● **WHAT YOU HAVE TO DO**
Present every line of the entries below as a Markdown table with the columns "Row" and "Line", numbering each row and omitting any blank lines.

● **INPUT FOR THIS TASK**
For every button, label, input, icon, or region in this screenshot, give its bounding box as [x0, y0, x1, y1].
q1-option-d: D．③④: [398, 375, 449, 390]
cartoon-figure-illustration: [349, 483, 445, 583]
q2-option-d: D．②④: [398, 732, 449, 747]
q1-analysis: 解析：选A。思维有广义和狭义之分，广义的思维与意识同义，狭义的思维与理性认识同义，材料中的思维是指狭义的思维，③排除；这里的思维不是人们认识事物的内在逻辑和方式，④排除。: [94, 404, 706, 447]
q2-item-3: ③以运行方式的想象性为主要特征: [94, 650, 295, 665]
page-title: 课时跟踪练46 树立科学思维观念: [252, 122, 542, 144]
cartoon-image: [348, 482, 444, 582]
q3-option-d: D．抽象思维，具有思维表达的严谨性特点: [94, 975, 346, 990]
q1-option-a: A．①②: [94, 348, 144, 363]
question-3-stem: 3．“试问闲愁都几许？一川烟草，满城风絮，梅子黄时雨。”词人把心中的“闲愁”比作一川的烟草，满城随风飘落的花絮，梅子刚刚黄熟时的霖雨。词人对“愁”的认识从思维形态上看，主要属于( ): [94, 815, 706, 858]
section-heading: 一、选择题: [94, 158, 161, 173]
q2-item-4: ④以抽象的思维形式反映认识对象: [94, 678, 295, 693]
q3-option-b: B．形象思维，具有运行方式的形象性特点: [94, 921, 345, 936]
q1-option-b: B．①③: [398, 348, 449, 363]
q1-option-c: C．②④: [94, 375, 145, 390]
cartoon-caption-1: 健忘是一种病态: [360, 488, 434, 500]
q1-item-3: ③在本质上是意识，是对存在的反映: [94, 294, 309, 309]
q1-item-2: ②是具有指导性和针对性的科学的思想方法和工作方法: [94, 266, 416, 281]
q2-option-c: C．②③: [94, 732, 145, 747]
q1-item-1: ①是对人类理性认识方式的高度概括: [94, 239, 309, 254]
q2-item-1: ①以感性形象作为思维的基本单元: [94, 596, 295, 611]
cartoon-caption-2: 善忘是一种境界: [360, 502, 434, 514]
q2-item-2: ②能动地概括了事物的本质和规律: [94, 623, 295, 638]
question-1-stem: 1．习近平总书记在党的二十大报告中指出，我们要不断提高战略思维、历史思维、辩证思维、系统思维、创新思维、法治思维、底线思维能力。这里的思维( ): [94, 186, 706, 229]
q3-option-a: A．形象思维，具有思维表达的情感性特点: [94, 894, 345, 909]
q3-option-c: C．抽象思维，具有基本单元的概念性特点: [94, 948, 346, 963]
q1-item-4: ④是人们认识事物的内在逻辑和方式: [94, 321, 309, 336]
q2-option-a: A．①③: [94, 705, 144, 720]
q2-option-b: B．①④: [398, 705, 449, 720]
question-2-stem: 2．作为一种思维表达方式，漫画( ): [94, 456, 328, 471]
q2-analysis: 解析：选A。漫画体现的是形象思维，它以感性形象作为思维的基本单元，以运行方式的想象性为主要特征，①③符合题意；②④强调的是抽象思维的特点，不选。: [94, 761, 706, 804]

● **REPLY TO THE EXERCISE**
| Row | Line |
|---|---|
| 1 | For every button, label, input, icon, or region in this screenshot, give its bounding box as [x0, y0, x1, y1]. |
| 2 | q1-option-d: D．③④: [398, 375, 449, 390] |
| 3 | cartoon-figure-illustration: [349, 483, 445, 583] |
| 4 | q2-option-d: D．②④: [398, 732, 449, 747] |
| 5 | q1-analysis: 解析：选A。思维有广义和狭义之分，广义的思维与意识同义，狭义的思维与理性认识同义，材料中的思维是指狭义的思维，③排除；这里的思维不是人们认识事物的内在逻辑和方式，④排除。: [94, 404, 706, 447] |
| 6 | q2-item-3: ③以运行方式的想象性为主要特征: [94, 650, 295, 665] |
| 7 | page-title: 课时跟踪练46 树立科学思维观念: [252, 122, 542, 144] |
| 8 | cartoon-image: [348, 482, 444, 582] |
| 9 | q3-option-d: D．抽象思维，具有思维表达的严谨性特点: [94, 975, 346, 990] |
| 10 | q1-option-a: A．①②: [94, 348, 144, 363] |
| 11 | question-3-stem: 3．“试问闲愁都几许？一川烟草，满城风絮，梅子黄时雨。”词人把心中的“闲愁”比作一川的烟草，满城随风飘落的花絮，梅子刚刚黄熟时的霖雨。词人对“愁”的认识从思维形态上看，主要属于( ): [94, 815, 706, 858] |
| 12 | section-heading: 一、选择题: [94, 158, 161, 173] |
| 13 | q2-item-4: ④以抽象的思维形式反映认识对象: [94, 678, 295, 693] |
| 14 | q3-option-b: B．形象思维，具有运行方式的形象性特点: [94, 921, 345, 936] |
| 15 | q1-option-b: B．①③: [398, 348, 449, 363] |
| 16 | q1-option-c: C．②④: [94, 375, 145, 390] |
| 17 | cartoon-caption-1: 健忘是一种病态: [360, 488, 434, 500] |
| 18 | q1-item-3: ③在本质上是意识，是对存在的反映: [94, 294, 309, 309] |
| 19 | q1-item-2: ②是具有指导性和针对性的科学的思想方法和工作方法: [94, 266, 416, 281] |
| 20 | q2-option-c: C．②③: [94, 732, 145, 747] |
| 21 | q1-item-1: ①是对人类理性认识方式的高度概括: [94, 239, 309, 254] |
| 22 | q2-item-1: ①以感性形象作为思维的基本单元: [94, 596, 295, 611] |
| 23 | cartoon-caption-2: 善忘是一种境界: [360, 502, 434, 514] |
| 24 | q2-item-2: ②能动地概括了事物的本质和规律: [94, 623, 295, 638] |
| 25 | question-1-stem: 1．习近平总书记在党的二十大报告中指出，我们要不断提高战略思维、历史思维、辩证思维、系统思维、创新思维、法治思维、底线思维能力。这里的思维( ): [94, 186, 706, 229] |
| 26 | q3-option-a: A．形象思维，具有思维表达的情感性特点: [94, 894, 345, 909] |
| 27 | q3-option-c: C．抽象思维，具有基本单元的概念性特点: [94, 948, 346, 963] |
| 28 | q1-item-4: ④是人们认识事物的内在逻辑和方式: [94, 321, 309, 336] |
| 29 | q2-option-a: A．①③: [94, 705, 144, 720] |
| 30 | q2-option-b: B．①④: [398, 705, 449, 720] |
| 31 | question-2-stem: 2．作为一种思维表达方式，漫画( ): [94, 456, 328, 471] |
| 32 | q2-analysis: 解析：选A。漫画体现的是形象思维，它以感性形象作为思维的基本单元，以运行方式的想象性为主要特征，①③符合题意；②④强调的是抽象思维的特点，不选。: [94, 761, 706, 804] |